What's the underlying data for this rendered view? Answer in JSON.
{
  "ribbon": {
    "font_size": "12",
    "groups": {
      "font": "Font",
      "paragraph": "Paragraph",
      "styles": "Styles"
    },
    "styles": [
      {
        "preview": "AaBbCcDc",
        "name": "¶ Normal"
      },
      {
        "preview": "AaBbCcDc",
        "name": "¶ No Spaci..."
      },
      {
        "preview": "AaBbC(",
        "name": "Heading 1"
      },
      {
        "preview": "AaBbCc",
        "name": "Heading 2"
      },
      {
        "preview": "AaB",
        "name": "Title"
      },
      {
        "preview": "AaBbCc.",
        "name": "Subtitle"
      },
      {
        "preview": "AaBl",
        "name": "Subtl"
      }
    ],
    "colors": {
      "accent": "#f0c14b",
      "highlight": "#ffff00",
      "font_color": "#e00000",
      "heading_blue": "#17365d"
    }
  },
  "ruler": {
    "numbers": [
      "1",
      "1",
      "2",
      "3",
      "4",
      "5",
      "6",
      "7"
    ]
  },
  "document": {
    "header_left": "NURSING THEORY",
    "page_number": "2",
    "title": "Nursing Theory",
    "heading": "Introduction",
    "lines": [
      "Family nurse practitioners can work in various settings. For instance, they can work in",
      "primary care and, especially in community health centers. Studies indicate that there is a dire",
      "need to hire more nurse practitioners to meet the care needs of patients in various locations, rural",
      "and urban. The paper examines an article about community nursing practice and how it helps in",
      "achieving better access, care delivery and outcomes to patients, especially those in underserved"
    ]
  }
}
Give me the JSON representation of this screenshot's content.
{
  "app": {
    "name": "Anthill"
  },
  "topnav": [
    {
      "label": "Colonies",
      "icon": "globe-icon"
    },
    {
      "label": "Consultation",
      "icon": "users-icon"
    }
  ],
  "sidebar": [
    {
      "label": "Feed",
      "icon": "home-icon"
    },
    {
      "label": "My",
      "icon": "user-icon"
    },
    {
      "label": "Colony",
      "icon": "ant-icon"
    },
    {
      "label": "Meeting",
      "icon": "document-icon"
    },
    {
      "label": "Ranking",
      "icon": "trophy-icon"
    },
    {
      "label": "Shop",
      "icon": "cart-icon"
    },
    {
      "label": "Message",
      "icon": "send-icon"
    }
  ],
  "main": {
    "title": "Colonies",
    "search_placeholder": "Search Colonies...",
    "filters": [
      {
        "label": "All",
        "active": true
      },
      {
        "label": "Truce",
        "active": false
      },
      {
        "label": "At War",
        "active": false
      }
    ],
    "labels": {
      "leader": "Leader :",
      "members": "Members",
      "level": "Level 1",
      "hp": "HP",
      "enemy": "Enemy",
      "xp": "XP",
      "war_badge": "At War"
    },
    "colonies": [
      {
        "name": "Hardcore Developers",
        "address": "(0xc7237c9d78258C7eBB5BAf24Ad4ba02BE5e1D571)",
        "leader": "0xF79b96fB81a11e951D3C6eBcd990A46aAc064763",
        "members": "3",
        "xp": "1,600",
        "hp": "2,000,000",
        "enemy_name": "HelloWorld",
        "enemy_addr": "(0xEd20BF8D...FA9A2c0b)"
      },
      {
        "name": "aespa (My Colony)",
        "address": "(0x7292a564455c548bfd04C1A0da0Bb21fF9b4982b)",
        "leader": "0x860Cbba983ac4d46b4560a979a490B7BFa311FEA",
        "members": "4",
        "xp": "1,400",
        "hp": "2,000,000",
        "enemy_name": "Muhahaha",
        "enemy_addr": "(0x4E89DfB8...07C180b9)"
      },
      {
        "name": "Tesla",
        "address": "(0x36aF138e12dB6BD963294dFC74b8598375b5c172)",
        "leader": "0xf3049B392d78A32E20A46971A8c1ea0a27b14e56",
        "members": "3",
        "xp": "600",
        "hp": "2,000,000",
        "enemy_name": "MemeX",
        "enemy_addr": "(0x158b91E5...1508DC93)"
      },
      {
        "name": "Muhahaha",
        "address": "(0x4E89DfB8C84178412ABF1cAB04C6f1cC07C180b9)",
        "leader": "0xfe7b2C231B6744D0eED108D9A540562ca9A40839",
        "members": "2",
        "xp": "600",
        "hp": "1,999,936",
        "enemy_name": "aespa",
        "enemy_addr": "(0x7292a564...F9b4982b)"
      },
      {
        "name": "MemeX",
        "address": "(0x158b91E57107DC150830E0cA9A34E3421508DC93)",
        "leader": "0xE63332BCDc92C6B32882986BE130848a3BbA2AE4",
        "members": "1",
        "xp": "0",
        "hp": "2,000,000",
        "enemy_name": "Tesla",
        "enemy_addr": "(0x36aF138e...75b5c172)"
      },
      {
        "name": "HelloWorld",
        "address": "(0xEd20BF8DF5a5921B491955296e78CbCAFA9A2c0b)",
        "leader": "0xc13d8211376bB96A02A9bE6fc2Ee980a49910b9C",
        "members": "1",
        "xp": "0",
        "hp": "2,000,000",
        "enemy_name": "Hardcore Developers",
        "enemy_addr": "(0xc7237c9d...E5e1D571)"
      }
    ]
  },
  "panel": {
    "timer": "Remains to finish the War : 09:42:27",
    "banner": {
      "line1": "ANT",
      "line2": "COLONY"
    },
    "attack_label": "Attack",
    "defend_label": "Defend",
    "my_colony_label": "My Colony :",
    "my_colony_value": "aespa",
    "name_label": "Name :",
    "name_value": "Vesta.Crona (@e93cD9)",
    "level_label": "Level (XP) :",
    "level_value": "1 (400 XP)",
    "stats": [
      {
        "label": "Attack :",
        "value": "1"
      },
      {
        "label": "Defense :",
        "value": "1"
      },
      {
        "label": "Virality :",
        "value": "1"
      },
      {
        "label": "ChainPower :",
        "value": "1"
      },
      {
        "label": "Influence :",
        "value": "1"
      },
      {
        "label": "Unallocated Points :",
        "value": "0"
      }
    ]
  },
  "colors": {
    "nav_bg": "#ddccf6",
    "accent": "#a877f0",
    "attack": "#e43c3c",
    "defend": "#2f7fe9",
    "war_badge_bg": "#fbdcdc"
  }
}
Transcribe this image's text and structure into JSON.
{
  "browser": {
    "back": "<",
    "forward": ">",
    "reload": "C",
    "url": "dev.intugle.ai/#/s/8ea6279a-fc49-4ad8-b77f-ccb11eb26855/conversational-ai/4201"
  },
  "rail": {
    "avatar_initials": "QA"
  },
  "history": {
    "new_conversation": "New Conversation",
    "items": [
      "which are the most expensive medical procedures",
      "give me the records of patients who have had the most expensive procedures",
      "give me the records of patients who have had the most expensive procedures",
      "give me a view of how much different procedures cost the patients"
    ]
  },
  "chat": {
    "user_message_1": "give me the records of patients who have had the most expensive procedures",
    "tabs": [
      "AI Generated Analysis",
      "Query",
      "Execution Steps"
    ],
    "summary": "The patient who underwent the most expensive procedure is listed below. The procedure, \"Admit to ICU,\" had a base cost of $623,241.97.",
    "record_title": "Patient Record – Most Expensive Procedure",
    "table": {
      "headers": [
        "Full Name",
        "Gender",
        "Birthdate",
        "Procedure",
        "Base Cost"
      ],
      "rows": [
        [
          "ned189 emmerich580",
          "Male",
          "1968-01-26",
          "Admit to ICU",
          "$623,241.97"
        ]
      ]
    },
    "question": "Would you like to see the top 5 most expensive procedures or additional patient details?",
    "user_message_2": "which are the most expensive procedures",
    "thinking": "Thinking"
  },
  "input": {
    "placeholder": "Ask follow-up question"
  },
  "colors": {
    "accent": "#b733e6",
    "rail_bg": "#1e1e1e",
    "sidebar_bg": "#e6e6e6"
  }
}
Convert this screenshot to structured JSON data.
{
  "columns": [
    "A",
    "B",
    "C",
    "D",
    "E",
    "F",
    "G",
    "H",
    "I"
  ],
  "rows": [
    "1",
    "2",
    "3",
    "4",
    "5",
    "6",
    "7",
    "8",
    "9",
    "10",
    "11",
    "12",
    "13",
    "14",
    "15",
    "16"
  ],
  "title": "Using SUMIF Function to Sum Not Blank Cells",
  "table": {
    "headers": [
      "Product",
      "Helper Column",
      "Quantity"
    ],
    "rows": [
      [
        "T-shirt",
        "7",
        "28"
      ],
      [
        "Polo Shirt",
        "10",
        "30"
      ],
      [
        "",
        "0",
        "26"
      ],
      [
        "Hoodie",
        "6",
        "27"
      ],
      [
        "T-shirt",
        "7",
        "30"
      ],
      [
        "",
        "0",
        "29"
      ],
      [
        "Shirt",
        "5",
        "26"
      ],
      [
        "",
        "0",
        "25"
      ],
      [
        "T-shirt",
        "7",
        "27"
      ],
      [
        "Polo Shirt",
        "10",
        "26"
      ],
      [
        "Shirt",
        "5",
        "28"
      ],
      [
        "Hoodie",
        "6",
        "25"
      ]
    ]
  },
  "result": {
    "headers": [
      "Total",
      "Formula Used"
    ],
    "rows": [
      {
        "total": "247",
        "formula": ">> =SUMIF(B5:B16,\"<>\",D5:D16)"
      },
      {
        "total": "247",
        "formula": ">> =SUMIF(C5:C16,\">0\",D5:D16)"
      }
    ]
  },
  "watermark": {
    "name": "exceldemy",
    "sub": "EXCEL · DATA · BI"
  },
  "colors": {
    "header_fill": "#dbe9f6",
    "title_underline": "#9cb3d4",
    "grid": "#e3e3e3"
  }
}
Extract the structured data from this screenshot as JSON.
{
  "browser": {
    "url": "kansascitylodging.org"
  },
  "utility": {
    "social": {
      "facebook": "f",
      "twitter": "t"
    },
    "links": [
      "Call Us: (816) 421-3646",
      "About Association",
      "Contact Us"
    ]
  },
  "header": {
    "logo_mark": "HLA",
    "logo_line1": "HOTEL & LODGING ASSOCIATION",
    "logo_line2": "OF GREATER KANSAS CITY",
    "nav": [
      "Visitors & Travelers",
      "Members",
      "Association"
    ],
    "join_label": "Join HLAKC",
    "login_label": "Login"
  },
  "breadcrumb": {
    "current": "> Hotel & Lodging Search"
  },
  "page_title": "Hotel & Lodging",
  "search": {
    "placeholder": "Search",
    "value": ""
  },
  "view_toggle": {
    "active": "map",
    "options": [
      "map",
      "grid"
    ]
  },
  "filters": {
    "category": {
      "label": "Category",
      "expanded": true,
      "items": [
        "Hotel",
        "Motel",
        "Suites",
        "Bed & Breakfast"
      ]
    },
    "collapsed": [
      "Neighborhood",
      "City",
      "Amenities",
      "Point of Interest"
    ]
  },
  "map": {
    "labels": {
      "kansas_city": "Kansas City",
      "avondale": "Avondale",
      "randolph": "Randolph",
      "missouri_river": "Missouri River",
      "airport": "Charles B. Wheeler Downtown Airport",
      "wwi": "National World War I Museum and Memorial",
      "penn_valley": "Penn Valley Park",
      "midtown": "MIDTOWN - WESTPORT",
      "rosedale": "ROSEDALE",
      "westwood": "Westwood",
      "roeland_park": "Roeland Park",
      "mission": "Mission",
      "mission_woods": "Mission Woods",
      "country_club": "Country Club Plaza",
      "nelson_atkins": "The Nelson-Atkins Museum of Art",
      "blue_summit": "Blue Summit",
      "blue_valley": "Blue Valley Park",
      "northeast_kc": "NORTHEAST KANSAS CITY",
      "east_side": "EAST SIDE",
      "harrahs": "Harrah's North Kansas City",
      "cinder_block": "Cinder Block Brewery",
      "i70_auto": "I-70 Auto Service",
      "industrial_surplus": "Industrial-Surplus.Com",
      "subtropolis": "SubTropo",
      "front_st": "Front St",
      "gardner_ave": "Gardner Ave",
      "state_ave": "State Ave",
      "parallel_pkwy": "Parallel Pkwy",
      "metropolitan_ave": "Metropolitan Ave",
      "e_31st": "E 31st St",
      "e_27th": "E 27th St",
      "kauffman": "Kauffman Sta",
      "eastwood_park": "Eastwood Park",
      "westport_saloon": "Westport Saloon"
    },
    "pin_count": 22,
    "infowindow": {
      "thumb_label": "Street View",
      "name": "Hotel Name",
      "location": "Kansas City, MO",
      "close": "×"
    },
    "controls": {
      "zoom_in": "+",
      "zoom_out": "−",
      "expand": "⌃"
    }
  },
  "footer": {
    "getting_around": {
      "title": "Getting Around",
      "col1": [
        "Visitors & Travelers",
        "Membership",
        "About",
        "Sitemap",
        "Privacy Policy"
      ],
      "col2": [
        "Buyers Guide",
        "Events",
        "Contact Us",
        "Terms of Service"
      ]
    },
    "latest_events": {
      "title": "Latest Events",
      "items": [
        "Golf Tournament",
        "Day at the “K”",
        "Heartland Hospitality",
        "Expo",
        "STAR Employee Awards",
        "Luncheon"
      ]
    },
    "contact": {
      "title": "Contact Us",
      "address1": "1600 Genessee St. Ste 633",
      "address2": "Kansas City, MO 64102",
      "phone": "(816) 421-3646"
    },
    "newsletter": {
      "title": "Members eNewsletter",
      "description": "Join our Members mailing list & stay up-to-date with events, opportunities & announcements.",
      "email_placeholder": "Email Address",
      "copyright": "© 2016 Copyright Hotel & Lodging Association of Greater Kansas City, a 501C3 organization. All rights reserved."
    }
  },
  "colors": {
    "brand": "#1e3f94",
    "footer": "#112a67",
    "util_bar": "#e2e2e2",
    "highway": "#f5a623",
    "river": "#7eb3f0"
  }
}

═══

Gather and copy every line of the data in which the string "Service" is found.

      "i70_auto": "I-70 Auto Service",
        "Terms of Service"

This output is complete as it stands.